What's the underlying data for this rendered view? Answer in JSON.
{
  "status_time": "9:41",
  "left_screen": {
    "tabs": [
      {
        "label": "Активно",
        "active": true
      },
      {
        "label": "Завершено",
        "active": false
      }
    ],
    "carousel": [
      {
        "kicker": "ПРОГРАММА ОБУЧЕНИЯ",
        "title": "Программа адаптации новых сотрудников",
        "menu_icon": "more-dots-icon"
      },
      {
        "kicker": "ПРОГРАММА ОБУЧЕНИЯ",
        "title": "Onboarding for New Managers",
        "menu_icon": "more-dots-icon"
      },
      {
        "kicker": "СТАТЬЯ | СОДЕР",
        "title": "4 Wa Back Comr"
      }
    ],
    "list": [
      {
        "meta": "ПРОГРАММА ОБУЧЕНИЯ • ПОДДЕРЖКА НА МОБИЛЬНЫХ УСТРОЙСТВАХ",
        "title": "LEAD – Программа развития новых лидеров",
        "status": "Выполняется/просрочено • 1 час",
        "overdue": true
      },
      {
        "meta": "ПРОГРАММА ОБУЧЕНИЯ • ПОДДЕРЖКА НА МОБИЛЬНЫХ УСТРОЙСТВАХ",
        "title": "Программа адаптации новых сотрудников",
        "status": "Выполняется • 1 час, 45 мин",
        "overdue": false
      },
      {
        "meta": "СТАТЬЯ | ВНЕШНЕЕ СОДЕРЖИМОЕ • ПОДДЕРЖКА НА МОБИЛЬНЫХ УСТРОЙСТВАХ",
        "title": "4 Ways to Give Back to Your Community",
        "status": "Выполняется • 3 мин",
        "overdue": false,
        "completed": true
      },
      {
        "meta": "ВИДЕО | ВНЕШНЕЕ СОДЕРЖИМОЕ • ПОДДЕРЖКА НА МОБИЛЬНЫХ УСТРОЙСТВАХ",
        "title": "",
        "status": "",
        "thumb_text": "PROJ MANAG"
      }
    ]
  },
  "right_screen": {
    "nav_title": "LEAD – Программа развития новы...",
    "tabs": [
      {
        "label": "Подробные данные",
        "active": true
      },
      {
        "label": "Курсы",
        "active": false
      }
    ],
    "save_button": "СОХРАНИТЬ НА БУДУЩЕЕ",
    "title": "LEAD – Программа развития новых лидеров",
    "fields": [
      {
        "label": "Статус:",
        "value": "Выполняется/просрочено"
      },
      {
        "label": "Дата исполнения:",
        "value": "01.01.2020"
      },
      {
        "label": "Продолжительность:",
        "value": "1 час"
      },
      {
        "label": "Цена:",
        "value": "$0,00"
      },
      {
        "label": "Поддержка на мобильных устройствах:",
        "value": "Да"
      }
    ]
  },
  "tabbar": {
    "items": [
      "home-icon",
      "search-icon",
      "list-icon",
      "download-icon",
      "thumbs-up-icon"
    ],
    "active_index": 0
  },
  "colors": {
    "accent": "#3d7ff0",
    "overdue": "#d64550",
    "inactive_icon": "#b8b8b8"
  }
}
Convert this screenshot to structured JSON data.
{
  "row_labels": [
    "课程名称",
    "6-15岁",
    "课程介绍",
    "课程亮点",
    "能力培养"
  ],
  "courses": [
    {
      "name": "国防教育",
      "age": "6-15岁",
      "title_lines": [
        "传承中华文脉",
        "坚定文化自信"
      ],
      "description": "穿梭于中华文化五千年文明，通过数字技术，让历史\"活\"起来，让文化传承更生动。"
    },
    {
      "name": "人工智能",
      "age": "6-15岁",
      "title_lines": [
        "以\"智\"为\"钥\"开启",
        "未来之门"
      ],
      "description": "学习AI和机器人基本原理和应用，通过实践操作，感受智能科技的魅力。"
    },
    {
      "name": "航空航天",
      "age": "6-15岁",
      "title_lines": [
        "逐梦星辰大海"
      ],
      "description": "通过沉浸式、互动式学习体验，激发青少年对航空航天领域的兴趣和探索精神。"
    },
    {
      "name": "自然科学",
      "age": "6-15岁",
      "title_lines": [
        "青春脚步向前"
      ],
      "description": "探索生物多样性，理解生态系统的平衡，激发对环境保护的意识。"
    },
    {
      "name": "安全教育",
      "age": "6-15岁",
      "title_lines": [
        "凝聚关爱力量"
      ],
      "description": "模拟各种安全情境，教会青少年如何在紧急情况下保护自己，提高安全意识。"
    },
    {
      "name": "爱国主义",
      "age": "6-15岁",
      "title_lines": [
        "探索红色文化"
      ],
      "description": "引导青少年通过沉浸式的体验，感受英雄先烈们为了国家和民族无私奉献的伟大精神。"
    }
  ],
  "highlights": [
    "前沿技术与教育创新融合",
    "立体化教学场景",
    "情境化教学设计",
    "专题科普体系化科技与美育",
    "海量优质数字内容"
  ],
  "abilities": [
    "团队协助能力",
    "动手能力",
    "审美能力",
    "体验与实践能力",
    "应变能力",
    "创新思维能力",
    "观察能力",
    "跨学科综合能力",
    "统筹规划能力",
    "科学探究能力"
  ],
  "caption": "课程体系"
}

========

*Written task:* Select and copy every line from the records that includes the word "LEAD".

*Completed task:*
        "title": "LEAD – Программа развития новых лидеров",
    "nav_title": "LEAD – Программа развития новы...",
    "title": "LEAD – Программа развития новых лидеров",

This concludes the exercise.